------ Raw records ------
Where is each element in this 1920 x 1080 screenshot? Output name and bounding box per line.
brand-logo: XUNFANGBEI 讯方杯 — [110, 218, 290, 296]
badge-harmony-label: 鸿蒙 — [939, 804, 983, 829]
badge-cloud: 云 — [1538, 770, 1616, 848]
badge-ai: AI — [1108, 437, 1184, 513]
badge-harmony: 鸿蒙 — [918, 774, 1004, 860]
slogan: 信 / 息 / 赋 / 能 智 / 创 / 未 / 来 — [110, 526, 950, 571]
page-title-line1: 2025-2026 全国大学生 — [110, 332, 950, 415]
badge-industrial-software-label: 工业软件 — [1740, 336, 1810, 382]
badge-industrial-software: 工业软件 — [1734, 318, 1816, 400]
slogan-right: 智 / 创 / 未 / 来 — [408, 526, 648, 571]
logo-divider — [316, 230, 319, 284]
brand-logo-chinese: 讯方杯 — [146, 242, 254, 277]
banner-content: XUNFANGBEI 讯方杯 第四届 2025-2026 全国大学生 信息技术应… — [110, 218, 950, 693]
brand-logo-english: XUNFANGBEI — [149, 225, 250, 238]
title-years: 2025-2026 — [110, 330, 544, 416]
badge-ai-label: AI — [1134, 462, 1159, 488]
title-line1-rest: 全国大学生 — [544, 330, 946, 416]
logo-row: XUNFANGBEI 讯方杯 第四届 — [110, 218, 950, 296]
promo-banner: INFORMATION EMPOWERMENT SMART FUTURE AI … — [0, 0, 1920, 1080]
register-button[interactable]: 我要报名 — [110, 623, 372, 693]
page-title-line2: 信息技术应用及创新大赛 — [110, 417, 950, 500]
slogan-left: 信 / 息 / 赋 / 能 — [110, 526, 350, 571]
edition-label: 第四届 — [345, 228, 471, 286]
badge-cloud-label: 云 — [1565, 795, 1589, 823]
------
------ Raw records ------
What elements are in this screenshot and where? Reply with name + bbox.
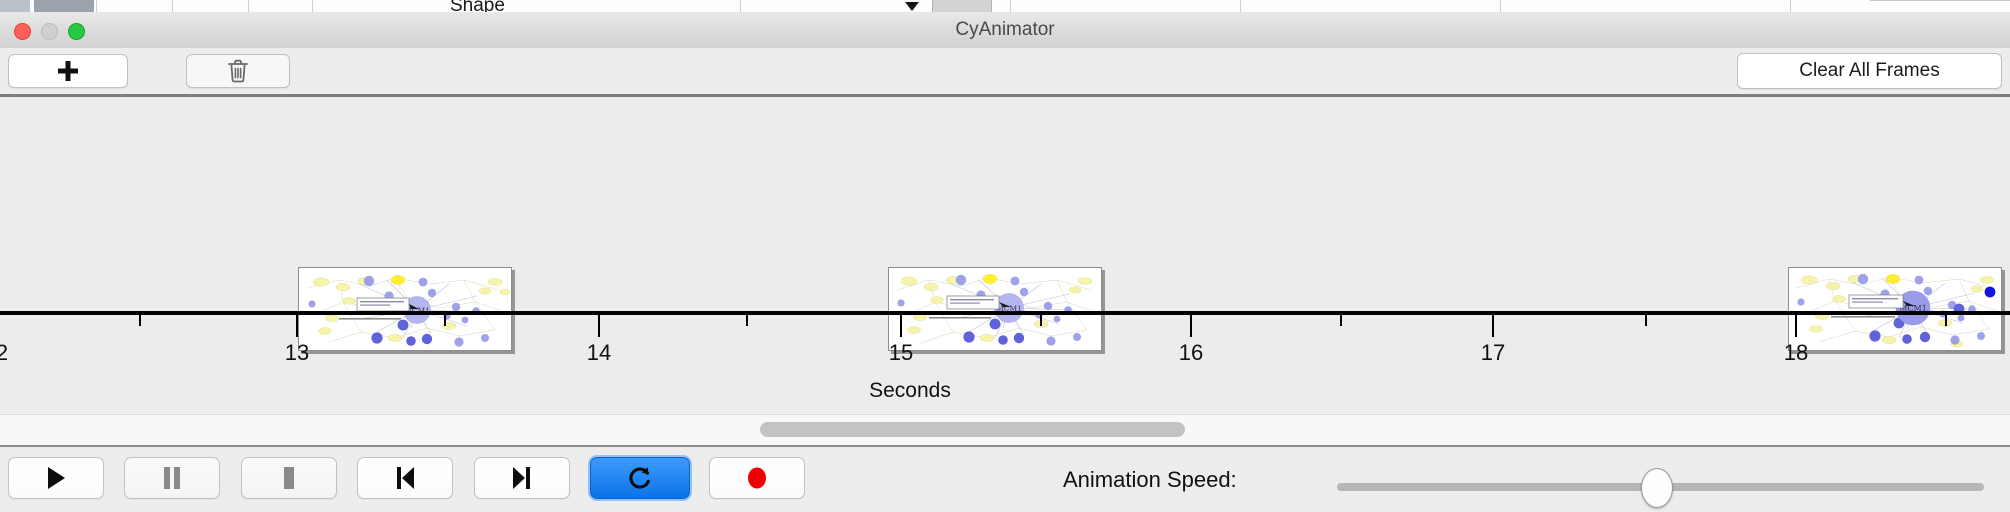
------
------ Raw records ------
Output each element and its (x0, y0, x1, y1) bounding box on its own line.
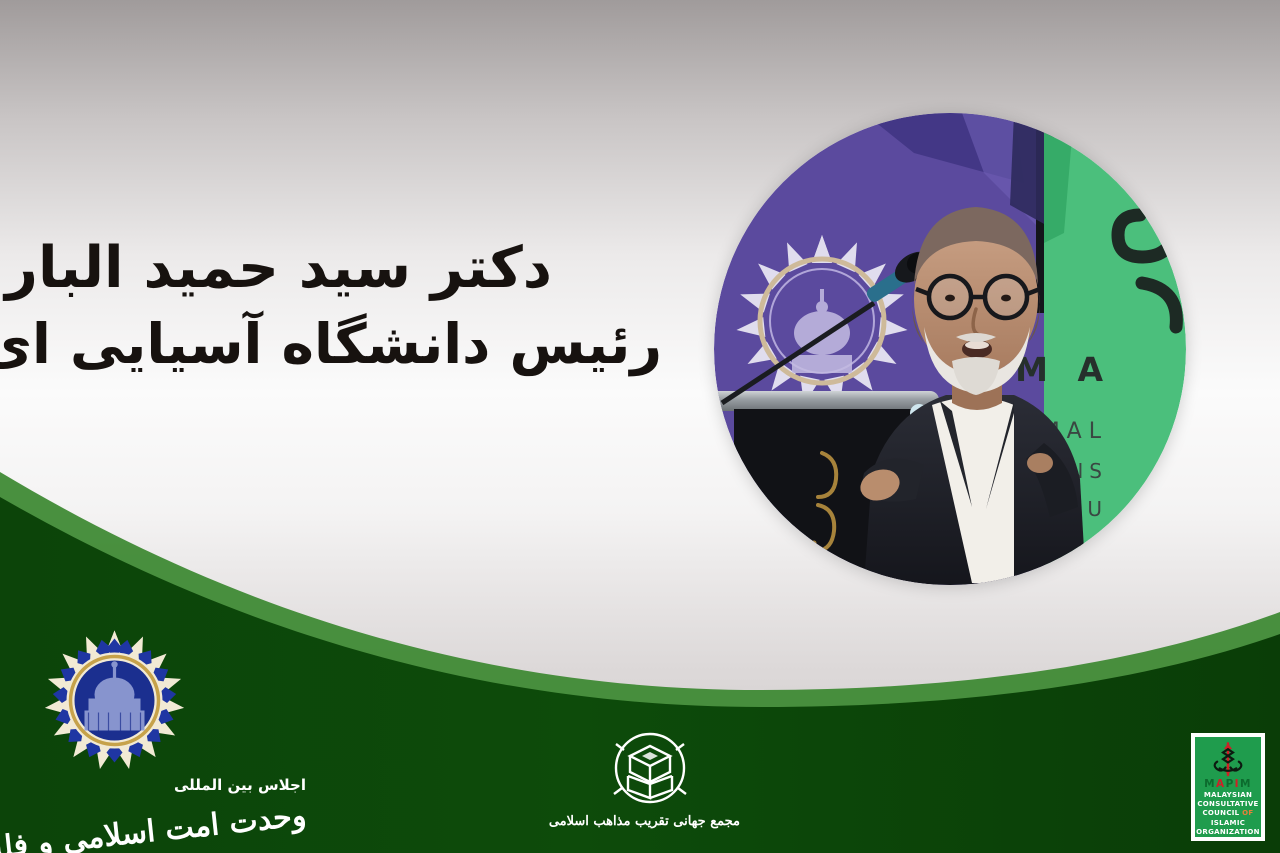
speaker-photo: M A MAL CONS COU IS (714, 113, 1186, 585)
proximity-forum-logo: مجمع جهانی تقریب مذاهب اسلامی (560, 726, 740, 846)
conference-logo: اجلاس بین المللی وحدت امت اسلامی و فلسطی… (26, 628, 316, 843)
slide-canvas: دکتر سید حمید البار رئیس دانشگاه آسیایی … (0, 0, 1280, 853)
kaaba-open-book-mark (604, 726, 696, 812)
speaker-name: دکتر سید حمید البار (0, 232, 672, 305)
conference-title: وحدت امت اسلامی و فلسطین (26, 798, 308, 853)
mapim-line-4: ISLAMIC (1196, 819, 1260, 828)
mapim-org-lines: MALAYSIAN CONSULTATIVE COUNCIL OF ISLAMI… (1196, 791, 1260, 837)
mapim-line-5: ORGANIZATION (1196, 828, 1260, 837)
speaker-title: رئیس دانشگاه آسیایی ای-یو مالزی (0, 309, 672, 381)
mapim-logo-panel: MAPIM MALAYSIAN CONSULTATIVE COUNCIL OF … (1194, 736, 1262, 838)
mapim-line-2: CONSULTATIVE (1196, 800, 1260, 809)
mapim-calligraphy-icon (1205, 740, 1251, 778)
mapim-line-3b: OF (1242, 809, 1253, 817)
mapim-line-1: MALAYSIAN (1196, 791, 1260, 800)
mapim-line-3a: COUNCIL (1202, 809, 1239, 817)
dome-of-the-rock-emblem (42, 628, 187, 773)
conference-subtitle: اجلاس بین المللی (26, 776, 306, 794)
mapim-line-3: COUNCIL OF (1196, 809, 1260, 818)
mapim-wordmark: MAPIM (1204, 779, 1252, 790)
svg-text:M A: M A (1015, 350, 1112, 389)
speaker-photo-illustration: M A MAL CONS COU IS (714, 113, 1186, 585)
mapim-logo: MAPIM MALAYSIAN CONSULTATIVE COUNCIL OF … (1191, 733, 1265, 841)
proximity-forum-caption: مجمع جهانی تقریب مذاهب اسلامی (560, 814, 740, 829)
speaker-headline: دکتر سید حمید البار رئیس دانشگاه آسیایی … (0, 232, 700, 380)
------
The request => Which lines in the items above contain the string "رئیس"? Pick out and copy every such line. Case counts.

Solved exercise =>
slide-canvas: دکتر سید حمید البار رئیس دانشگاه آسیایی … (0, 0, 1280, 853)
speaker-title: رئیس دانشگاه آسیایی ای-یو مالزی (0, 309, 672, 381)
speaker-headline: دکتر سید حمید البار رئیس دانشگاه آسیایی … (0, 232, 700, 380)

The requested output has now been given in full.